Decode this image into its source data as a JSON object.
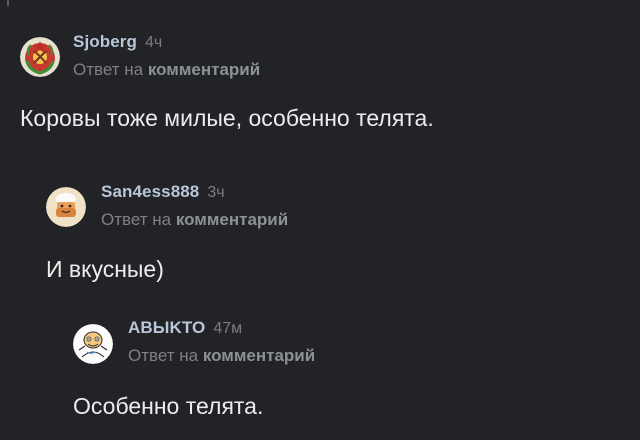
{
  "comments": [
    {
      "author": "Sjoberg",
      "time": "4ч",
      "reply_prefix": "Ответ на",
      "reply_link": "комментарий",
      "text": "Коровы тоже милые, особенно телята.",
      "avatar_icon": "soviet-emblem-icon"
    },
    {
      "author": "San4ess888",
      "time": "3ч",
      "reply_prefix": "Ответ на",
      "reply_link": "комментарий",
      "text": "И вкусные)",
      "avatar_icon": "chef-cake-icon"
    },
    {
      "author": "ABЫKTO",
      "time": "47м",
      "reply_prefix": "Ответ на",
      "reply_link": "комментарий",
      "text": "Особенно телята.",
      "avatar_icon": "cartoon-character-icon"
    }
  ]
}
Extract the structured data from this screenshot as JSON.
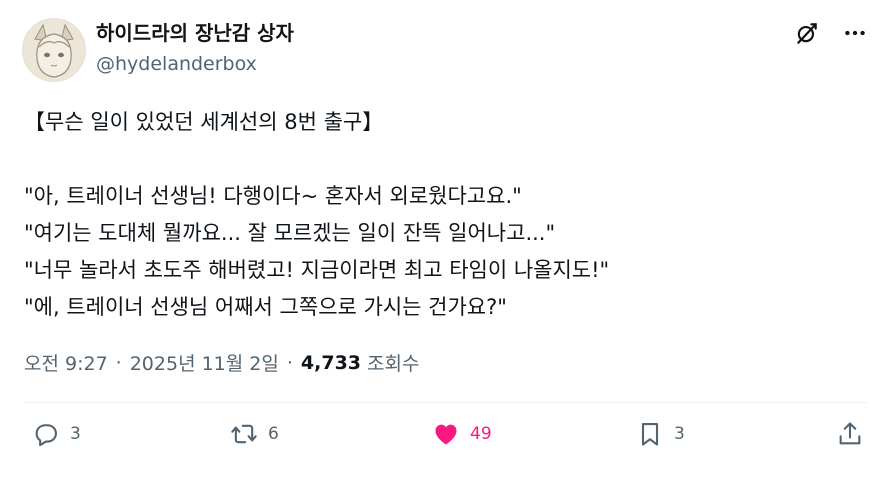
{
  "user": {
    "display_name": "하이드라의 장난감 상자",
    "handle": "@hydelanderbox"
  },
  "tweet": {
    "text": "【무슨 일이 있었던 세계선의 8번 출구】\n\n\"아, 트레이너 선생님! 다행이다~ 혼자서 외로웠다고요.\"\n\"여기는 도대체 뭘까요... 잘 모르겠는 일이 잔뜩 일어나고...\"\n\"너무 놀라서 초도주 해버렸고! 지금이라면 최고 타임이 나올지도!\"\n\"에, 트레이너 선생님 어째서 그쪽으로 가시는 건가요?\""
  },
  "meta": {
    "time": "오전 9:27",
    "separator": "·",
    "date": "2025년 11월 2일",
    "views_count": "4,733",
    "views_label": "조회수"
  },
  "actions": {
    "replies": "3",
    "retweets": "6",
    "likes": "49",
    "bookmarks": "3"
  },
  "colors": {
    "text": "#0f1419",
    "secondary": "#536471",
    "like": "#f91880",
    "divider": "#eff3f4"
  },
  "icons": [
    "grok-icon",
    "more-icon",
    "reply-icon",
    "retweet-icon",
    "heart-icon",
    "bookmark-icon",
    "share-icon"
  ]
}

^^^^^^^^

Reproduce the lines of the listing exactly, starting at the one that contains "Extract the structured" and continuing through the final line, but leave out the pictures.

Extract the structured data from this screenshot as JSON.
{
  "user": {
    "display_name": "하이드라의 장난감 상자",
    "handle": "@hydelanderbox"
  },
  "tweet": {
    "text": "【무슨 일이 있었던 세계선의 8번 출구】\n\n\"아, 트레이너 선생님! 다행이다~ 혼자서 외로웠다고요.\"\n\"여기는 도대체 뭘까요... 잘 모르겠는 일이 잔뜩 일어나고...\"\n\"너무 놀라서 초도주 해버렸고! 지금이라면 최고 타임이 나올지도!\"\n\"에, 트레이너 선생님 어째서 그쪽으로 가시는 건가요?\""
  },
  "meta": {
    "time": "오전 9:27",
    "separator": "·",
    "date": "2025년 11월 2일",
    "views_count": "4,733",
    "views_label": "조회수"
  },
  "actions": {
    "replies": "3",
    "retweets": "6",
    "likes": "49",
    "bookmarks": "3"
  },
  "colors": {
    "text": "#0f1419",
    "secondary": "#536471",
    "like": "#f91880",
    "divider": "#eff3f4"
  },
  "icons": [
    "grok-icon",
    "more-icon",
    "reply-icon",
    "retweet-icon",
    "heart-icon",
    "bookmark-icon",
    "share-icon"
  ]
}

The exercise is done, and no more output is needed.